→ **TASK PROMPT**: Take from the listing each line that has the string "area".

→ **Entries with figure data**:
========================
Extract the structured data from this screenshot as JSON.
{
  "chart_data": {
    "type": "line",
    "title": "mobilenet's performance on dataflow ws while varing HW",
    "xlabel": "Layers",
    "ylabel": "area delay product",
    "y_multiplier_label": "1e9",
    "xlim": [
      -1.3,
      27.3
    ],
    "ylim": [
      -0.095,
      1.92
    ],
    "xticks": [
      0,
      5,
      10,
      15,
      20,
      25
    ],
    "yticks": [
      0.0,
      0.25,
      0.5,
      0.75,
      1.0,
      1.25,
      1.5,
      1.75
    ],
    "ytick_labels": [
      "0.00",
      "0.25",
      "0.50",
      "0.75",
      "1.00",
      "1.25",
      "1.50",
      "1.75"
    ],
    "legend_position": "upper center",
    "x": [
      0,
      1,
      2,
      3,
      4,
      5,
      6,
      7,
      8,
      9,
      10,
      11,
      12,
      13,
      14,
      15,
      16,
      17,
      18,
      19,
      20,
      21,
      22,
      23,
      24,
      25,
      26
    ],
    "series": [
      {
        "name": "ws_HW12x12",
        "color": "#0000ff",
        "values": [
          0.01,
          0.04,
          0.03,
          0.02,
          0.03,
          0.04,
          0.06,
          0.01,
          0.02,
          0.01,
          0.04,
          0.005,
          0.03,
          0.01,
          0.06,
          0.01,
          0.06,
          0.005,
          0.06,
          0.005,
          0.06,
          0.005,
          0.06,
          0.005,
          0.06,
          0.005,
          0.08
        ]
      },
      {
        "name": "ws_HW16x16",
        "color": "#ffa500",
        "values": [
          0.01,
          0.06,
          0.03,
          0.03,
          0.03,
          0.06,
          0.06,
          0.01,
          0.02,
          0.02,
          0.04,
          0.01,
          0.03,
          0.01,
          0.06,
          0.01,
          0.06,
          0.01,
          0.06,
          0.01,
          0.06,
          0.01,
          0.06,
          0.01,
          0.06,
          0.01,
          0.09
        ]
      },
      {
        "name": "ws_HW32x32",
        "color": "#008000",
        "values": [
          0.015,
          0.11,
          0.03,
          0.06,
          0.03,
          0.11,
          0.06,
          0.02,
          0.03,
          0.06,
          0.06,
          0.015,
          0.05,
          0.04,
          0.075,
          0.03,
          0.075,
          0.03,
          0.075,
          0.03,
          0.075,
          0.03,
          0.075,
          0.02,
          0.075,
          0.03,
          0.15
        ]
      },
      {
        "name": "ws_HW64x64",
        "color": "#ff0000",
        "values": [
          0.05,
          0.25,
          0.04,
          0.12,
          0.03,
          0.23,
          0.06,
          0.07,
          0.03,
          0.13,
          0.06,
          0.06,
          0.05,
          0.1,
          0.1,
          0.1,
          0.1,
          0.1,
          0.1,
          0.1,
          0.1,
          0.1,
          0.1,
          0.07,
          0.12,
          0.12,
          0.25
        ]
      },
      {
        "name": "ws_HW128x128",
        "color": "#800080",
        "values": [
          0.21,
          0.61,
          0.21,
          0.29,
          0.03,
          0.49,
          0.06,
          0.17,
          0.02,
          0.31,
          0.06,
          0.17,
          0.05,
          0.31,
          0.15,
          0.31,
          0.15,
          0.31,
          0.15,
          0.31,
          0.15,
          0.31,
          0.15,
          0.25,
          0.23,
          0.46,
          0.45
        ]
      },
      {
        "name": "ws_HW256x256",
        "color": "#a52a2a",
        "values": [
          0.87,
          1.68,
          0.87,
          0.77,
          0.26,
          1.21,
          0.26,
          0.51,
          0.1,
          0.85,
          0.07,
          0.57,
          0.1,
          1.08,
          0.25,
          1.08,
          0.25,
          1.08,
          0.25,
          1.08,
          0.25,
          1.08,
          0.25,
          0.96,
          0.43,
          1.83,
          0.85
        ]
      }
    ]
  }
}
========================
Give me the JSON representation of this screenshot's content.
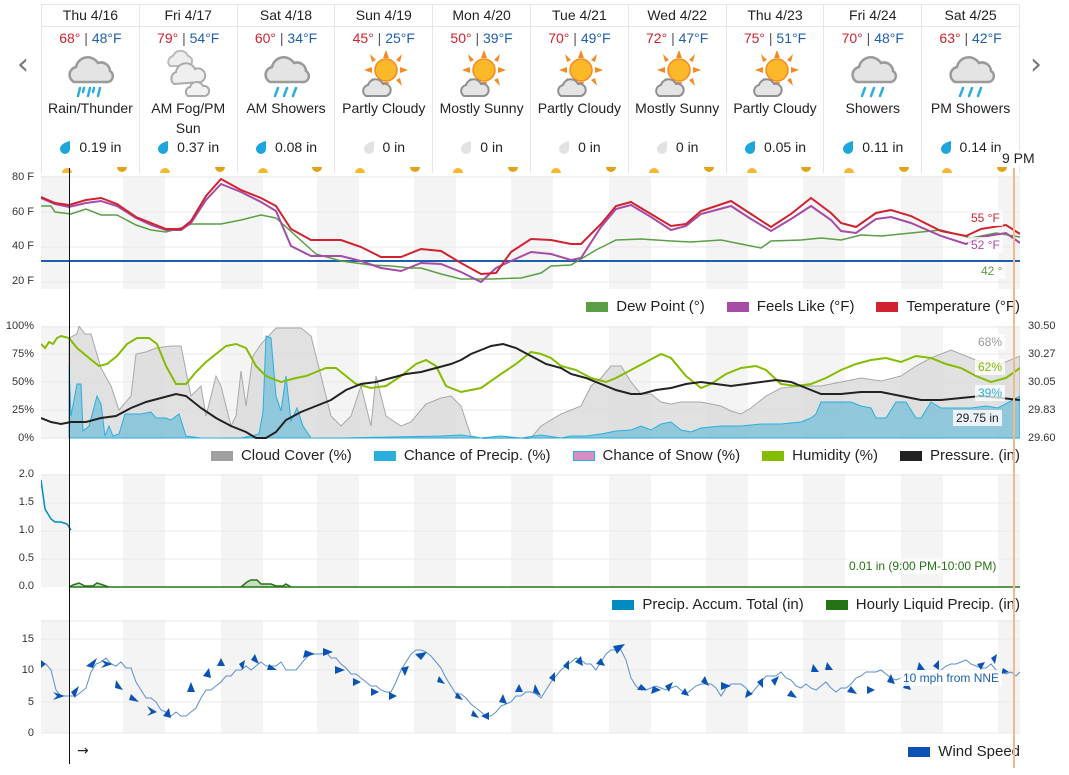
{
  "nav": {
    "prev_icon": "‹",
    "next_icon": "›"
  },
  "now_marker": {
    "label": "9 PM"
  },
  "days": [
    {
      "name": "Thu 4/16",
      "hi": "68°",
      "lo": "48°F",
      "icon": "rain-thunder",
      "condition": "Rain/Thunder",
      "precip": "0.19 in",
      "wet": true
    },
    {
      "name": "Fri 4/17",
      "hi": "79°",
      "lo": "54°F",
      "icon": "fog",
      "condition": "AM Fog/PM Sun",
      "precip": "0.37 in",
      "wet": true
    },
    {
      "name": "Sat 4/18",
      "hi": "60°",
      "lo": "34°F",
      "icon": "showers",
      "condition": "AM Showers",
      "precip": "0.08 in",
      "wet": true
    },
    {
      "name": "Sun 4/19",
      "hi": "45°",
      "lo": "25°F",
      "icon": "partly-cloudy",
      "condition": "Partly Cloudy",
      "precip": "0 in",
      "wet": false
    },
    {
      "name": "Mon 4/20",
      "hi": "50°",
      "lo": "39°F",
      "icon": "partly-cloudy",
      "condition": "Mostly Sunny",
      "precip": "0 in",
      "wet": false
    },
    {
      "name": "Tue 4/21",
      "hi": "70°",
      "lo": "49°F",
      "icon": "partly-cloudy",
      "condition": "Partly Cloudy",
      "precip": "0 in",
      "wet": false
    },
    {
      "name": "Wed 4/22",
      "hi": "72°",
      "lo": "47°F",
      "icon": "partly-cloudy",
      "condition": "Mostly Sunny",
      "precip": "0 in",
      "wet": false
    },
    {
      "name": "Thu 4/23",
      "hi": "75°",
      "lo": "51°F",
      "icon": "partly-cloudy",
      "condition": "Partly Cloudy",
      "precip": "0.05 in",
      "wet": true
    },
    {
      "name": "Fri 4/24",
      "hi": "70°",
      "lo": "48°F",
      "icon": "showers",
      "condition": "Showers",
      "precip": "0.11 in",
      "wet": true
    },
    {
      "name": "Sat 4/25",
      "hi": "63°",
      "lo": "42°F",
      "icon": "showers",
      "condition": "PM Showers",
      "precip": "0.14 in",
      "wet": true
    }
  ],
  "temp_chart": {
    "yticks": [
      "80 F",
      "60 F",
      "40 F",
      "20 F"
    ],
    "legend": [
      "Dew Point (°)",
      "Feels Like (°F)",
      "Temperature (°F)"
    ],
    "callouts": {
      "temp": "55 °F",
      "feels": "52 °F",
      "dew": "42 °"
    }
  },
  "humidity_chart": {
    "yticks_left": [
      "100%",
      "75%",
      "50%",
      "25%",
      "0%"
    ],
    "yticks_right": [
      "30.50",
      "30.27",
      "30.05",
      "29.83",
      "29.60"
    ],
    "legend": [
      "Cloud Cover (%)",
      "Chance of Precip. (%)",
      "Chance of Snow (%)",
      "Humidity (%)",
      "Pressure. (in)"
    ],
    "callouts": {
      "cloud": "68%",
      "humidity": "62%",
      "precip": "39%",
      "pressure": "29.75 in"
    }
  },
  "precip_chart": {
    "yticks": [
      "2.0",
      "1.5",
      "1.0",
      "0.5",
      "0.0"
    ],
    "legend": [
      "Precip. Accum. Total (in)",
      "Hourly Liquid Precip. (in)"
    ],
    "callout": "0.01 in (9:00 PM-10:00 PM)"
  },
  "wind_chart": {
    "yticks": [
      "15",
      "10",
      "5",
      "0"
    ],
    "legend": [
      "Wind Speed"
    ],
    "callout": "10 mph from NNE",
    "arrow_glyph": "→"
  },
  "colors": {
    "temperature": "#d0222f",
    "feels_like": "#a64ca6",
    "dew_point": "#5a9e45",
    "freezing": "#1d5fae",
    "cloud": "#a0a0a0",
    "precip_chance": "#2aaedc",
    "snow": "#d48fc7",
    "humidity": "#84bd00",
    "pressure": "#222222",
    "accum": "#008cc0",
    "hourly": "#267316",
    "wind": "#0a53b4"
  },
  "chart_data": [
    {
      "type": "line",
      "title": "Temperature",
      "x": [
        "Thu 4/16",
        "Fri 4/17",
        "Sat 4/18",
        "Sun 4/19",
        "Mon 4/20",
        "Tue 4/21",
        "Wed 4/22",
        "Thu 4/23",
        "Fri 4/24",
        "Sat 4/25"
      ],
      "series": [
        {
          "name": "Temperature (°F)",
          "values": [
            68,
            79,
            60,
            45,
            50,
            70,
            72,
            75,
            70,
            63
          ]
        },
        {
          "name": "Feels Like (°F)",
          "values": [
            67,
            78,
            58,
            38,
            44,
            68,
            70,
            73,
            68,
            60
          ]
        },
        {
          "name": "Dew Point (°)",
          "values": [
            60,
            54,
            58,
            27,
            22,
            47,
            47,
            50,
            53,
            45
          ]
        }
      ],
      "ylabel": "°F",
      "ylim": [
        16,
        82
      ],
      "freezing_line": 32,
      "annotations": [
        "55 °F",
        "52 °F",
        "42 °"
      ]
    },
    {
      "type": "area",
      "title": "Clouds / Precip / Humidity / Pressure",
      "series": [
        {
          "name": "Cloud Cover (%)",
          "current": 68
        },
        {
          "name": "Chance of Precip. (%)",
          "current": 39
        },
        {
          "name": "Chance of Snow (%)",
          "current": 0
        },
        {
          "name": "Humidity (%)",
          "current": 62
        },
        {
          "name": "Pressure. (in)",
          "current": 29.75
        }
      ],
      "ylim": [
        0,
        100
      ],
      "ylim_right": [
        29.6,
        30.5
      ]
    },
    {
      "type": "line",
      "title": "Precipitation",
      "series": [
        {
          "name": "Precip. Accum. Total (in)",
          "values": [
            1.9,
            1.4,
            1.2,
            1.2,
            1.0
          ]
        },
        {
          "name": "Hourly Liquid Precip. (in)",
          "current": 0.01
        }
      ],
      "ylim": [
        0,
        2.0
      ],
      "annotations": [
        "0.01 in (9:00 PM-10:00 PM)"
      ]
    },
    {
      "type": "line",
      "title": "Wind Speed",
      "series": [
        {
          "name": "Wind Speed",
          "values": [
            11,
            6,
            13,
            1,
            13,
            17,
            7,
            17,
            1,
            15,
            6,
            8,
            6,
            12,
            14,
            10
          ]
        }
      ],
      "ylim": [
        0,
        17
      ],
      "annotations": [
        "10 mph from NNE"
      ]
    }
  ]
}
========================
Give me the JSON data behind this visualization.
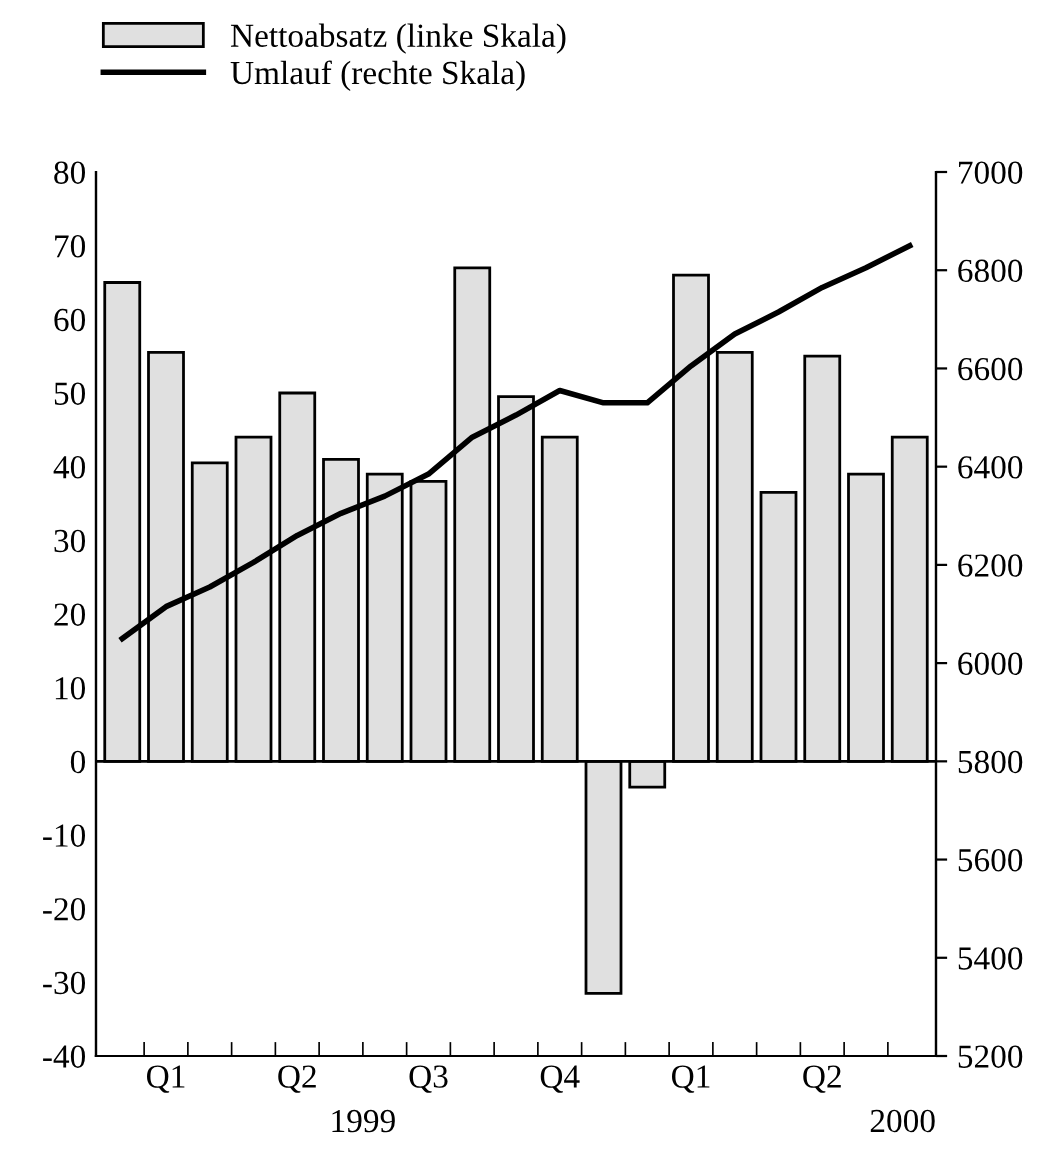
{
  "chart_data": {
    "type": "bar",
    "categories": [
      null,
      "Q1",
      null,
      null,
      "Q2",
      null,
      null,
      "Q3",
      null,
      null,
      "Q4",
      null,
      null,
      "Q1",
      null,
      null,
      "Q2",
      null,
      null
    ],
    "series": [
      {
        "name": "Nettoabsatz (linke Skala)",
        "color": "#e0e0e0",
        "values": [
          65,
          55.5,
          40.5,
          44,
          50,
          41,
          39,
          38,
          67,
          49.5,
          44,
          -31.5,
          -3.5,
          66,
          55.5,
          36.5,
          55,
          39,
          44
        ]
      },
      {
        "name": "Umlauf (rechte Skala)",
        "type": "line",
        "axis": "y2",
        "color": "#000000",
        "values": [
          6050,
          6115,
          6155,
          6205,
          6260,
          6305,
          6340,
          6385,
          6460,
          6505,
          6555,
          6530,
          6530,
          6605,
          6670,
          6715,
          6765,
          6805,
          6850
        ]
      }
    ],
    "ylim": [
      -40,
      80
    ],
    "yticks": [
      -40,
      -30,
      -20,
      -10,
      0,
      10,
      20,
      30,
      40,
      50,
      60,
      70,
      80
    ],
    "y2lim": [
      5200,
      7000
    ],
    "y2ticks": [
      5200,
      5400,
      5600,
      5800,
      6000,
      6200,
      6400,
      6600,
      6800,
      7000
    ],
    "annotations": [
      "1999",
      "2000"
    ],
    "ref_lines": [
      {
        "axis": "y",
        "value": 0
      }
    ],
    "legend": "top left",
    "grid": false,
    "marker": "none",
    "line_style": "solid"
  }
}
========================
→ **TASK RESPONSE**:
    "ylabel": "area delay product",
      "type": "area",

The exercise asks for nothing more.